- PROVIDED ENTRIES
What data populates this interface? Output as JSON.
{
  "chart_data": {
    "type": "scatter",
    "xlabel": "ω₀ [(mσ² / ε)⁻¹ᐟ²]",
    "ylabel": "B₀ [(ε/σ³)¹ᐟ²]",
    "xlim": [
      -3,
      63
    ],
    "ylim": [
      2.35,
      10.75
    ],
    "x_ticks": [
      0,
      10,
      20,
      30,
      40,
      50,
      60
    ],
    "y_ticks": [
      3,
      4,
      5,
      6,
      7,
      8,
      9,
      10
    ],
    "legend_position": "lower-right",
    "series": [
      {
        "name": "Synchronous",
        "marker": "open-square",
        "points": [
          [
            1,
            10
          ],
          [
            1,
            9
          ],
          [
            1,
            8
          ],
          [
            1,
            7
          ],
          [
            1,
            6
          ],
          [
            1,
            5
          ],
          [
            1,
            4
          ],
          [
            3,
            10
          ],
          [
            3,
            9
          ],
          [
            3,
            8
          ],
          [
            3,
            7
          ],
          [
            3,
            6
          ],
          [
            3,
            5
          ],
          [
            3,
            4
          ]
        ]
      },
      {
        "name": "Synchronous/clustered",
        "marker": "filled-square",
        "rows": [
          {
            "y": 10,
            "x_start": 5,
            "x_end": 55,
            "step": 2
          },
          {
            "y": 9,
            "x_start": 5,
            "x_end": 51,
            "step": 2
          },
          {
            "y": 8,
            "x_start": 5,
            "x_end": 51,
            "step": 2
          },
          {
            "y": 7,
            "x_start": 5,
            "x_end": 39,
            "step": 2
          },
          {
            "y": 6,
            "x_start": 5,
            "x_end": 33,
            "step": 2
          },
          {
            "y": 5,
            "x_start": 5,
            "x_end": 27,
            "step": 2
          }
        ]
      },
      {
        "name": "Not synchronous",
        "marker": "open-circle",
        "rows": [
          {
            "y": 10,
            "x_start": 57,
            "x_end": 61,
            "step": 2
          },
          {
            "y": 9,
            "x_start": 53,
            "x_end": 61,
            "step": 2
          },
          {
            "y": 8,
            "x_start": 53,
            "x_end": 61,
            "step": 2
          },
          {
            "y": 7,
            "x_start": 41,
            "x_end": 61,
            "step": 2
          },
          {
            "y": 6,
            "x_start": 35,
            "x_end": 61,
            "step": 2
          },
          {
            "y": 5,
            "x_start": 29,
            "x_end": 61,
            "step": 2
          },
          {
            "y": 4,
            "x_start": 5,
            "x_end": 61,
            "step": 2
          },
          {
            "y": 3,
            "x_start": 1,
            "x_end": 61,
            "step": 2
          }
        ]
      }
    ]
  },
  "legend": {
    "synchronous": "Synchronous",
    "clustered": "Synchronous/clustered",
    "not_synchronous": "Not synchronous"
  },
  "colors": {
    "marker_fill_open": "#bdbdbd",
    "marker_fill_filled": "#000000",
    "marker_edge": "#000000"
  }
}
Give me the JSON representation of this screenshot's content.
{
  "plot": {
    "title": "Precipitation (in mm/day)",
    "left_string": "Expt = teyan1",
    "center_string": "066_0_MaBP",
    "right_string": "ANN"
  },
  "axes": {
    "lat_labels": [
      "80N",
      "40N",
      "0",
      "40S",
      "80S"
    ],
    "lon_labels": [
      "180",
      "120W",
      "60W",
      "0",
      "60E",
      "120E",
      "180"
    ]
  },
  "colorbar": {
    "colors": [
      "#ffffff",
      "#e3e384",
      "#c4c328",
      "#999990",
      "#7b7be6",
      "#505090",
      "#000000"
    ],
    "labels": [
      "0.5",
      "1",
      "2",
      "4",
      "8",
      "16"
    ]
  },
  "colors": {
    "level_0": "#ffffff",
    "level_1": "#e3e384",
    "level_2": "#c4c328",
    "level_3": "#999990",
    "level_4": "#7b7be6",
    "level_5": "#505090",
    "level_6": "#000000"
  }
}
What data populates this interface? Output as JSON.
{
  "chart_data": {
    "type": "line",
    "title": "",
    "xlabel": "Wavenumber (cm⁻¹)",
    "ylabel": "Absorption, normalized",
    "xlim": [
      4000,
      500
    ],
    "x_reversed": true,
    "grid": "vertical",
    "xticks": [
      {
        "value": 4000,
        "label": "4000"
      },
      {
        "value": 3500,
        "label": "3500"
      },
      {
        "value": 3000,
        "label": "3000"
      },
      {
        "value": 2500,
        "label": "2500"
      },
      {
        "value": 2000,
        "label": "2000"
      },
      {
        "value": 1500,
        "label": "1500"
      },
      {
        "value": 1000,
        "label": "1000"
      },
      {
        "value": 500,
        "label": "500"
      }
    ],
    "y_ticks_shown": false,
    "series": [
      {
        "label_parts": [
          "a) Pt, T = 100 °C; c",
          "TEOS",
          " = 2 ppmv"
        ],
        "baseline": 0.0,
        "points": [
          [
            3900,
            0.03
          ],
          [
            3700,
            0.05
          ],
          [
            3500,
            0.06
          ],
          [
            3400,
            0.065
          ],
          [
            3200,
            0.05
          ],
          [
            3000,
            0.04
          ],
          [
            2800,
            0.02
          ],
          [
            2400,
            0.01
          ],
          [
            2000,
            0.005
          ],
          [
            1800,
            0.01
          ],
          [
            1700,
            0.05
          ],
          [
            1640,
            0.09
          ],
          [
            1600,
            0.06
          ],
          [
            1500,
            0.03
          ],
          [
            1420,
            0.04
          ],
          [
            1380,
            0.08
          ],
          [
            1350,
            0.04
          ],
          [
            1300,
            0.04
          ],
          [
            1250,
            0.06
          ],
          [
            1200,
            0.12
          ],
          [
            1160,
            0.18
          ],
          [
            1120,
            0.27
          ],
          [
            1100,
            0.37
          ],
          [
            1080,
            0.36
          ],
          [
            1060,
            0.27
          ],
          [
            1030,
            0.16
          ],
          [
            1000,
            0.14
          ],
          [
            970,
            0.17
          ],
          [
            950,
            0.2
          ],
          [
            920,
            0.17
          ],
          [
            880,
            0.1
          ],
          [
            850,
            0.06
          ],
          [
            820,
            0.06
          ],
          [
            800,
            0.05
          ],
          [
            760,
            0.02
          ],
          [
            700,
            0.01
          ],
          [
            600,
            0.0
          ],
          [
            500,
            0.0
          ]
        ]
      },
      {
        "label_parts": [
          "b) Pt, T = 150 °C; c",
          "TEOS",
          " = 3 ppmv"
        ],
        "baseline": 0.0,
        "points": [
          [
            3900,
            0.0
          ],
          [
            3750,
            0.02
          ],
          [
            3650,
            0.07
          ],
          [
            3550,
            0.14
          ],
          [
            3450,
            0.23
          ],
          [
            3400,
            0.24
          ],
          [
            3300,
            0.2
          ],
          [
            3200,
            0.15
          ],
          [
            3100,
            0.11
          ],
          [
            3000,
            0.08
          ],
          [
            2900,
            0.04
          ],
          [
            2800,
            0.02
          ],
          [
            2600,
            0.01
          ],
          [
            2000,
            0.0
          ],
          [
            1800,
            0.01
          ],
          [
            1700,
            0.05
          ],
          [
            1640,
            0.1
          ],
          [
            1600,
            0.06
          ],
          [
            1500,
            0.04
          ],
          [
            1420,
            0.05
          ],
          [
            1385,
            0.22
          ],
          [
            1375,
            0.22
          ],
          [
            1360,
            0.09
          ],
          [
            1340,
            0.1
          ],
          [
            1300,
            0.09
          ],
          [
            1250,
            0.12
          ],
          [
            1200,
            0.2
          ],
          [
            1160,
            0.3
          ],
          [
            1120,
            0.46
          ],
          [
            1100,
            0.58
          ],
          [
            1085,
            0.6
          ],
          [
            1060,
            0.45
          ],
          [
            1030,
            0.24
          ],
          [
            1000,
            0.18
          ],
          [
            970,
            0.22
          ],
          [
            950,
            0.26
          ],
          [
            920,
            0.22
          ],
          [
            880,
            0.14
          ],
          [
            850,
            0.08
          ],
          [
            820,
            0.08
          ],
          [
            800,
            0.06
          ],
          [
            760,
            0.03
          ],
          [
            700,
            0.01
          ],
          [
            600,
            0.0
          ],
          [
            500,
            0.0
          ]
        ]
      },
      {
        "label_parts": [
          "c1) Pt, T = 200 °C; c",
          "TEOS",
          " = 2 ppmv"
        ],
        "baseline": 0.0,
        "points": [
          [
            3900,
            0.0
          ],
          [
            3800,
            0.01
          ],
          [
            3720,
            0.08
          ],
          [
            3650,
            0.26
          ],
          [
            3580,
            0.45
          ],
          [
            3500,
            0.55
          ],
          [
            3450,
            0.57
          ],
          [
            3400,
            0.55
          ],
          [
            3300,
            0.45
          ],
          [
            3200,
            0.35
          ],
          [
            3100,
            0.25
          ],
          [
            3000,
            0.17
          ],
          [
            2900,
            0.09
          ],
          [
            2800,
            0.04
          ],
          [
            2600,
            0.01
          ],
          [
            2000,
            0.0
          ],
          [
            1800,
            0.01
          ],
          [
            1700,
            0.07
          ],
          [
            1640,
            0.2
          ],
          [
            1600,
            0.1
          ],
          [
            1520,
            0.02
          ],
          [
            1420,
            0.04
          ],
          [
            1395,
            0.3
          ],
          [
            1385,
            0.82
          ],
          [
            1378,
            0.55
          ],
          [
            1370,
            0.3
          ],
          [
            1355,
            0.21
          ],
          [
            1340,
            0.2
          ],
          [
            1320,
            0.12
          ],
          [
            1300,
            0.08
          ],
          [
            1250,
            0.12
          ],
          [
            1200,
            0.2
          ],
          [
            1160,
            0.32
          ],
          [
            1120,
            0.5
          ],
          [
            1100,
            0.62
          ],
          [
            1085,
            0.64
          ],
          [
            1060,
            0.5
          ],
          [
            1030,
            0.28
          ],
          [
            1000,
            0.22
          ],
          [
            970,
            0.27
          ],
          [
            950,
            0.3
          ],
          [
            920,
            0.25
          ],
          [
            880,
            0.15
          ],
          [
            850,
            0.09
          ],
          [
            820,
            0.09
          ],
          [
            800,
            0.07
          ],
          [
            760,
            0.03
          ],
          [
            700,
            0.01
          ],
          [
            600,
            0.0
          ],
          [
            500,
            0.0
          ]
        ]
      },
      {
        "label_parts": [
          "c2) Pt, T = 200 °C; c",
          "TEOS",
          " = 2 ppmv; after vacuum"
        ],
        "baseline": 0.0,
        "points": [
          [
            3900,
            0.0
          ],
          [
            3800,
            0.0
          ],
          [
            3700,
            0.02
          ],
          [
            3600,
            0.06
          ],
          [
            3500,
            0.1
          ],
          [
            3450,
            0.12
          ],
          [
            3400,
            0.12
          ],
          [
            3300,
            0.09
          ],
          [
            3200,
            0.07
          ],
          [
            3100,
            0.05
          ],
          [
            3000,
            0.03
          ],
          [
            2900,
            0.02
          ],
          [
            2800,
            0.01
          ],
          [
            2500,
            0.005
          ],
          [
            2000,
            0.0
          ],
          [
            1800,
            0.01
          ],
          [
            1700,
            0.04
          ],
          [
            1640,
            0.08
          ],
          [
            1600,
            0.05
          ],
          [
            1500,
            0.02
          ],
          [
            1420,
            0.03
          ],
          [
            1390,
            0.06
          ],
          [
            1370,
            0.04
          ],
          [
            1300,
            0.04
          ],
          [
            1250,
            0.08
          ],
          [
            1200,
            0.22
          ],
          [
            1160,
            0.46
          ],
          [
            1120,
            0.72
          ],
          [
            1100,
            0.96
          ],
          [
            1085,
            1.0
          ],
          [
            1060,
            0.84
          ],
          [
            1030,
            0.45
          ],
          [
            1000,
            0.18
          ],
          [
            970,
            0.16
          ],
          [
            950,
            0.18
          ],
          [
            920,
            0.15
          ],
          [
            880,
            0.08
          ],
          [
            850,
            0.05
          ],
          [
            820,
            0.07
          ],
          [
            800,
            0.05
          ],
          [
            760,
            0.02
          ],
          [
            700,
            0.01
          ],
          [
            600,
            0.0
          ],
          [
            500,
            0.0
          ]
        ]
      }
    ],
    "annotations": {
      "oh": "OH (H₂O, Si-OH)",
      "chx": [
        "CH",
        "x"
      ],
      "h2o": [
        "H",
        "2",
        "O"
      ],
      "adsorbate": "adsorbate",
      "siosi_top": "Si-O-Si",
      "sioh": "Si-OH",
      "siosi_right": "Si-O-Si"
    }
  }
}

- INSTRUCTIONS TO FOLLOW
Copy each line of the records containing the string "xlabel".

- FINISHED EXERCISE
    "xlabel": "ω₀ [(mσ² / ε)⁻¹ᐟ²]",
    "xlabel": "Wavenumber (cm⁻¹)",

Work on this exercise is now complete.